* Exercise requirements
Return all lines that include the string "accounts".

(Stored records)
*****
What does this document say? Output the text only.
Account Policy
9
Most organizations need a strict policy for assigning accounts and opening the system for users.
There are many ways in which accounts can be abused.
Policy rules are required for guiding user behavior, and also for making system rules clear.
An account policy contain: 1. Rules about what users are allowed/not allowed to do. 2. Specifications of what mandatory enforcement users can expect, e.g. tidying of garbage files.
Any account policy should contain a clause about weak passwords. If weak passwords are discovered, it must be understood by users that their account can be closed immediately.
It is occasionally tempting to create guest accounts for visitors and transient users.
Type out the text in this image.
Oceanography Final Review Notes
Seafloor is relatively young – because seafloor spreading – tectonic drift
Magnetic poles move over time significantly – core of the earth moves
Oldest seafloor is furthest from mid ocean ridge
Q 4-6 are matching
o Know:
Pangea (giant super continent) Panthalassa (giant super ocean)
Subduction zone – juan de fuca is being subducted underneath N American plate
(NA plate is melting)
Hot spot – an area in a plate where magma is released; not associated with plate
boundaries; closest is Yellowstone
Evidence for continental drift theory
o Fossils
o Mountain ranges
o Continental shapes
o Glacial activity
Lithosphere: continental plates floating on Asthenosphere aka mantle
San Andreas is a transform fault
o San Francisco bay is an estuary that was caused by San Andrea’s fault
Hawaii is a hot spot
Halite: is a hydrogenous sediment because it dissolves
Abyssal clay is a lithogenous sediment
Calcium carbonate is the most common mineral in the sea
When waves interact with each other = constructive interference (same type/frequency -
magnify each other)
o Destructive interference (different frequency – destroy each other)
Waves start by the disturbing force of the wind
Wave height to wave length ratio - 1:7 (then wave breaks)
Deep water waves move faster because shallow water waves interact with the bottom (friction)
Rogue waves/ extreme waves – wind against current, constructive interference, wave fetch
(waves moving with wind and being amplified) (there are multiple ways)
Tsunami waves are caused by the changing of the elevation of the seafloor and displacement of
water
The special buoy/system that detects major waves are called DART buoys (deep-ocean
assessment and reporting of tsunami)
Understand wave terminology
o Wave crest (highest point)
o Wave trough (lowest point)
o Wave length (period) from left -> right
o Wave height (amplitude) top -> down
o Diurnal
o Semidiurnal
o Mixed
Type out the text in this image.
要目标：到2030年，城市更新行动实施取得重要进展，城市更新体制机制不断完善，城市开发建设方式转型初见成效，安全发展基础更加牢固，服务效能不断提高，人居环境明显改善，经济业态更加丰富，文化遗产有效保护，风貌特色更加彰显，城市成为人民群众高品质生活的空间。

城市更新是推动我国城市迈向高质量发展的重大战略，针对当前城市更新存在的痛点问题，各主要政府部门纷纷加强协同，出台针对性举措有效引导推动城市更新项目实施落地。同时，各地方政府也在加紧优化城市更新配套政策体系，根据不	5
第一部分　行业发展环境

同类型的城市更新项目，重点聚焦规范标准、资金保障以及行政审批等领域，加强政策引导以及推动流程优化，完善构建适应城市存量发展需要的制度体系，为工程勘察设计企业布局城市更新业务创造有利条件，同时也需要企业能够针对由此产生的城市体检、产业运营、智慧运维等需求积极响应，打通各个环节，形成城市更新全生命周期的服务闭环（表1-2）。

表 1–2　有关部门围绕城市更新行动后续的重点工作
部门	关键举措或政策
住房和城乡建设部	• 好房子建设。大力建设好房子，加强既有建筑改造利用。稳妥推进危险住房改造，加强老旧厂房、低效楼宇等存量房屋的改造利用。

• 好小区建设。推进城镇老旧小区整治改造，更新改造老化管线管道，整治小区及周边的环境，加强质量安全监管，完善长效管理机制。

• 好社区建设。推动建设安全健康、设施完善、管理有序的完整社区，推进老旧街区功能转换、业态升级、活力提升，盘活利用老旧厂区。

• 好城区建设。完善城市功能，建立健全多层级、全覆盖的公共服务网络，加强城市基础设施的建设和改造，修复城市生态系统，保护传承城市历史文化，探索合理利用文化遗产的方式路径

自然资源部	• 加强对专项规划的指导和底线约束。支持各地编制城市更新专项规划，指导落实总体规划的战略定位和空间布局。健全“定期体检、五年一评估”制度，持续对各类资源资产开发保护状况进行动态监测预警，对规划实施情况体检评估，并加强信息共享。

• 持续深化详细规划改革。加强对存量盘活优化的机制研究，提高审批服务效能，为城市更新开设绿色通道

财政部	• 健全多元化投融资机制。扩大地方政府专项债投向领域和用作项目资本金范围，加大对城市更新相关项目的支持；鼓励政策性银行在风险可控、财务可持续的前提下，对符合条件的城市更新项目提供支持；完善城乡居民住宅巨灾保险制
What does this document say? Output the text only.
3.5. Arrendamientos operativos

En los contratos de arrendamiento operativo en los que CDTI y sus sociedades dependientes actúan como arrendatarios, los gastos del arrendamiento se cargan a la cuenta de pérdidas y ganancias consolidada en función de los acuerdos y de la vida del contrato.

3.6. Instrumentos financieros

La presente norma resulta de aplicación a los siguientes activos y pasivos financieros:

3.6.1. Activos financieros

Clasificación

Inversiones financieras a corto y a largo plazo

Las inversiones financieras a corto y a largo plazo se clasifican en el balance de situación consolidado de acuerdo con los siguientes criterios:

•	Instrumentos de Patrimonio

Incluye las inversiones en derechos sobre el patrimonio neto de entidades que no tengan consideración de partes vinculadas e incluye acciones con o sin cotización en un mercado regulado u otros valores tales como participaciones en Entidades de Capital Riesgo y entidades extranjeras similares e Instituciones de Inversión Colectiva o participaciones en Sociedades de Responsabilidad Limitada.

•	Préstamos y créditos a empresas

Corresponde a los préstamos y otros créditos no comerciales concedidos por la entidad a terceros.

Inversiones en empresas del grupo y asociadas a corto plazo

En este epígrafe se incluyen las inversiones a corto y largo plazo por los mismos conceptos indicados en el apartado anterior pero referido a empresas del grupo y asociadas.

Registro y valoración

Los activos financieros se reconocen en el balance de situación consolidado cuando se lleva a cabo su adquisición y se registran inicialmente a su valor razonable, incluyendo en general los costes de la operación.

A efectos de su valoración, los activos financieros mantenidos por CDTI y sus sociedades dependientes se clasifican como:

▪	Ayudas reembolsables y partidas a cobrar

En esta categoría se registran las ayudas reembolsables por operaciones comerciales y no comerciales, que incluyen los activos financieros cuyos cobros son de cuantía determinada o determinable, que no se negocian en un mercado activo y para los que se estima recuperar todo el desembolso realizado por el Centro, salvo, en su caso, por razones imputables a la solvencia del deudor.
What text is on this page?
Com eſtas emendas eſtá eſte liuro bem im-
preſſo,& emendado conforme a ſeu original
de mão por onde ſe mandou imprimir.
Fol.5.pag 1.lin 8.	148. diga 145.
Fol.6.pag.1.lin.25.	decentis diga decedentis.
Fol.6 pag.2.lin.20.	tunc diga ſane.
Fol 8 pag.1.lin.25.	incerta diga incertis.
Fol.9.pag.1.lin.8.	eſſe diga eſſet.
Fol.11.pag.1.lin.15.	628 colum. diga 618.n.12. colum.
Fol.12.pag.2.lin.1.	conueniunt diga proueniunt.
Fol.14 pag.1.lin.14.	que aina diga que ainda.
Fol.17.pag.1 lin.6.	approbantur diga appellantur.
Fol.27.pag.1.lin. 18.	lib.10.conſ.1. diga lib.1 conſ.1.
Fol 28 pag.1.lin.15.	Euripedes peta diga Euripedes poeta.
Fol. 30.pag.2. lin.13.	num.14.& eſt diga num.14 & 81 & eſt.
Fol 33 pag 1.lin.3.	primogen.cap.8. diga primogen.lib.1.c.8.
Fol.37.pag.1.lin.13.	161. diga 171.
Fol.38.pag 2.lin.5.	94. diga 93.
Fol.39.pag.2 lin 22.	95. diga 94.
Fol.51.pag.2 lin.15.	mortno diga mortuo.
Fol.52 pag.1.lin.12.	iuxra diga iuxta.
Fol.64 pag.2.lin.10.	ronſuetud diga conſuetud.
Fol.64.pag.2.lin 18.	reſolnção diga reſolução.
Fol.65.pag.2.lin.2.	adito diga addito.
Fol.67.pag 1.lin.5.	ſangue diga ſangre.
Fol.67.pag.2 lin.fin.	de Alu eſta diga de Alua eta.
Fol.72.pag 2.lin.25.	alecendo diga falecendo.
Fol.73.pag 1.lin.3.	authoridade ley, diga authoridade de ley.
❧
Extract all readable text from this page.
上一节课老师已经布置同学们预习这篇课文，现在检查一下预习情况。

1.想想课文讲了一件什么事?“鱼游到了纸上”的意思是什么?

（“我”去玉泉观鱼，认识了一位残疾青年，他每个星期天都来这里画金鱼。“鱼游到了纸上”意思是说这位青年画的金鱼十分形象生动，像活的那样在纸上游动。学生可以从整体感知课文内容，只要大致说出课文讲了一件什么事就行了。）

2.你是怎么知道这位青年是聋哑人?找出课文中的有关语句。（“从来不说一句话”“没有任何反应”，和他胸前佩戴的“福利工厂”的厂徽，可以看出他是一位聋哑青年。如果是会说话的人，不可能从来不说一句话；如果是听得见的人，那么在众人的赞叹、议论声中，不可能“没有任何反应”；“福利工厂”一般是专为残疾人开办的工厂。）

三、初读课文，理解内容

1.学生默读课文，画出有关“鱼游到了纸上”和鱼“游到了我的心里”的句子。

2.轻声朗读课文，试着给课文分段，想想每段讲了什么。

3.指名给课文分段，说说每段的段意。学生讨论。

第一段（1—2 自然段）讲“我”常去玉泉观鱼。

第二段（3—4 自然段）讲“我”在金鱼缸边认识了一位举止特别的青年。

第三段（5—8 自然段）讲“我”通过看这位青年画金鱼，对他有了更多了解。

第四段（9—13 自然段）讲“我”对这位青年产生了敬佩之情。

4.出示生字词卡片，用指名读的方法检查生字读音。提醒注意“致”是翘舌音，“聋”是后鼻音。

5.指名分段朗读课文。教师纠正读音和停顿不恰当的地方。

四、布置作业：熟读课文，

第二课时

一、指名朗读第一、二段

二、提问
*****
* Full answer
Most organizations need a strict policy for assigning accounts and opening the system for users.
There are many ways in which accounts can be abused.
It is occasionally tempting to create guest accounts for visitors and transient users.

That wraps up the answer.